#### Problem to work on
Reproduce word for word the part of the article on circlip traceability that begins with the words "One of the key" and stops after the words "batch of circlips.".

**** Reading text ****

Facing a fiery challenge

January 1, 2015 / News

Circlip manufacturing facility where the SCADA system was being upgraded

Traceability technologies and processes are vital but so too are
the communications solutions you deploy to make them work.   

Phil Howard of Instrumentation Systems & Services and Eamonn
Walsh of Brainboxes explain  


Traceability has always
been a primary concern to manufacturers but its importance is ever-increasing with
the globalization of supply chains, stricter government regulations, continuous
efforts to streamline costs, and
the need to provide fast, detailed proof of process information. Being able to track and trace all the conditions in the
manufacturing process and tag that information to production batches and
shipments gives customers a greater level of confidence.


This is especially
important with parts such as circlips – the c-shaped fasteners fitted to shafts
to prevent lateral movement of components. They are commonly used to prevent
things sliding off and although the retaining metal rings are obviously very
low cost, their quality is paramount. For example, a circlip located in the
middle of a £2000 gearbox in a £75,000 truck needs to be reliable otherwise its
failure could cause a very costly problem.


One of the key pieces of
data about the circlip which needs to be controlled and recorded is its temperature
profile during manufacturing process. This is usually achieved by discrete temperature
controllers near to the furnace which in the past were checked regularly by
staff on the production line. It is now increasingly important to capture a much
more detailed profile and attach that data to the particular batch of circlips.


Supervisory control and
data acquisition (SCADA) systems can now be used to collate and store all the
temperature profile data that customers are looking for including when the
temperature has strayed outside a pre-defined band and other critical
information such as feed rates, work order numbers and operator comments.


Now the quality systems
require that customers can see that the heat treatment of the product is
tracked all the way through the process with the graphs for the temperatures
and, vitally important, no alarms triggered for the batch.

**** Records provided ****

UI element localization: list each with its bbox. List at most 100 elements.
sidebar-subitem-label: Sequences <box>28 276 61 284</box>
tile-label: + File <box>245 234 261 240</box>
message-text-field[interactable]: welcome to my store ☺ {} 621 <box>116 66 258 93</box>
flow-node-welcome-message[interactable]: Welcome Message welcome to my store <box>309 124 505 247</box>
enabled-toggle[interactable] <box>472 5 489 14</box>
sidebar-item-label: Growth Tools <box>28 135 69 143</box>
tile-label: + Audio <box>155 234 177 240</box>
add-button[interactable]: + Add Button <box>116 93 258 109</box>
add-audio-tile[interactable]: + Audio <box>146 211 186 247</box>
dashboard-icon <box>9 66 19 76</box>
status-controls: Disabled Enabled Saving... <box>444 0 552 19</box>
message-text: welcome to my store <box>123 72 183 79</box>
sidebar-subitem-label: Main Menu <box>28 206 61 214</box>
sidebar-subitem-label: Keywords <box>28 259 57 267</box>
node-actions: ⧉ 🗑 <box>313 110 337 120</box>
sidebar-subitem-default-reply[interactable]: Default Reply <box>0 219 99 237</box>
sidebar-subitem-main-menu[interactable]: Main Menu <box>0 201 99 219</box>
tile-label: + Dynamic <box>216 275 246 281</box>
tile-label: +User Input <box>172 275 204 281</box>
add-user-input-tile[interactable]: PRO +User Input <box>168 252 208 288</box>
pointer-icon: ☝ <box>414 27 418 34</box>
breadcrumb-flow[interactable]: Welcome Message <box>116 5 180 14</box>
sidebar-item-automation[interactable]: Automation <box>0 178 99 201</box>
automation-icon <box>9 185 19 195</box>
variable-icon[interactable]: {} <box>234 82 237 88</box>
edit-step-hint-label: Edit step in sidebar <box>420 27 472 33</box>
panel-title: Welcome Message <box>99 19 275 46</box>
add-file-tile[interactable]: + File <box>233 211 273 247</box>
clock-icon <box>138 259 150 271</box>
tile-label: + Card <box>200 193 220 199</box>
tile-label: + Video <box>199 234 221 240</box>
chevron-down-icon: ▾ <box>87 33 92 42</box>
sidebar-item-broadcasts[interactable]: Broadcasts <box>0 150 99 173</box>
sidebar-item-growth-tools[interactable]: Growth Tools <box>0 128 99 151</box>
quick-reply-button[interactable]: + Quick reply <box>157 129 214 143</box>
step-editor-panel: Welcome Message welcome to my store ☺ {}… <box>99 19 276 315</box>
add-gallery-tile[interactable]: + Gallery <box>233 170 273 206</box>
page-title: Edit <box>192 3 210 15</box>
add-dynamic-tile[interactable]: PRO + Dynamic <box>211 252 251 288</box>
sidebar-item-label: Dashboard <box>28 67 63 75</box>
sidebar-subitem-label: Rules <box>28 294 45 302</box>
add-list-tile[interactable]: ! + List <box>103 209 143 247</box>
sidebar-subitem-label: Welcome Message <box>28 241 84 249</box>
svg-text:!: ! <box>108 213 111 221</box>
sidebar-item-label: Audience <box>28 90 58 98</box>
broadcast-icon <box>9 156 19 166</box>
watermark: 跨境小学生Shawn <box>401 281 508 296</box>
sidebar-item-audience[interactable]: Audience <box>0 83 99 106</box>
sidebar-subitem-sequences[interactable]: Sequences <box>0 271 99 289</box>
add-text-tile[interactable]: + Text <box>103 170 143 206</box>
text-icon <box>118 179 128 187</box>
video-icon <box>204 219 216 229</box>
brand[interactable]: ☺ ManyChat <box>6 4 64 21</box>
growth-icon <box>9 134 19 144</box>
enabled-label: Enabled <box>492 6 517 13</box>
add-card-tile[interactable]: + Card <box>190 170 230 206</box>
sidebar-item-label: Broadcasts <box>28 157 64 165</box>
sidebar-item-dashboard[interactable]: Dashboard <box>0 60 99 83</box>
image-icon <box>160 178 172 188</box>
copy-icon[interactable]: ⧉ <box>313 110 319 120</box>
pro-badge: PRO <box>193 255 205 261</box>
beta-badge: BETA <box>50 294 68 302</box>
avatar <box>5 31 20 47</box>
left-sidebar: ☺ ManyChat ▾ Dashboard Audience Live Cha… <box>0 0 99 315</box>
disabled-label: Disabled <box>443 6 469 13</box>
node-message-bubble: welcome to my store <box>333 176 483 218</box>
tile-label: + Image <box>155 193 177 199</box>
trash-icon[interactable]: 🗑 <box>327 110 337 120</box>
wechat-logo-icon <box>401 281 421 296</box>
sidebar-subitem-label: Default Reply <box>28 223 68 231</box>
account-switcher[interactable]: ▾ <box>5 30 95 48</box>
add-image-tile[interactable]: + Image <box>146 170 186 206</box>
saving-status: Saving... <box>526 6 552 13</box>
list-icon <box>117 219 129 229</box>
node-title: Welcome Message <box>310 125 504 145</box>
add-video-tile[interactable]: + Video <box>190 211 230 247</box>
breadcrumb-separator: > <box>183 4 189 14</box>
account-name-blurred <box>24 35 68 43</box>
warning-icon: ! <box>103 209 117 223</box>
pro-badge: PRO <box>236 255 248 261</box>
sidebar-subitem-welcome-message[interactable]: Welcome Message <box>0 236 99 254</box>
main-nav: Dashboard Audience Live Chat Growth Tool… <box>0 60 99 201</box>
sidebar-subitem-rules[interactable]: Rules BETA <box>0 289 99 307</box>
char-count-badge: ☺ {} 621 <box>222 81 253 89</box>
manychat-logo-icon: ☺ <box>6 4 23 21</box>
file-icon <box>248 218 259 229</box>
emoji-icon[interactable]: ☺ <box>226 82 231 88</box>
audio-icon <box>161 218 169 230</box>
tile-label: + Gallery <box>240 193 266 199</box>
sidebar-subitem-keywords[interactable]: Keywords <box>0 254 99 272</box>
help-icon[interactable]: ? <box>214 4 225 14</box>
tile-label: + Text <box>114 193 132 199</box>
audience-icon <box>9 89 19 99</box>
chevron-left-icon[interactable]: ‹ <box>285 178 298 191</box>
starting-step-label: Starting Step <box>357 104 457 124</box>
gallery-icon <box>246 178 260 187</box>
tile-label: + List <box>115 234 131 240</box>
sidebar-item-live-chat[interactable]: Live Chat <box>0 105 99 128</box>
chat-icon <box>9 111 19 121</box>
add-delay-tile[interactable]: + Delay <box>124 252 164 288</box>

****

#### Response below
One of the key pieces of
data about the circlip which needs to be controlled and recorded is its temperature
profile during manufacturing process. This is usually achieved by discrete temperature
controllers near to the furnace which in the past were checked regularly by
staff on the production line. It is now increasingly important to capture a much
more detailed profile and attach that data to the particular batch of circlips.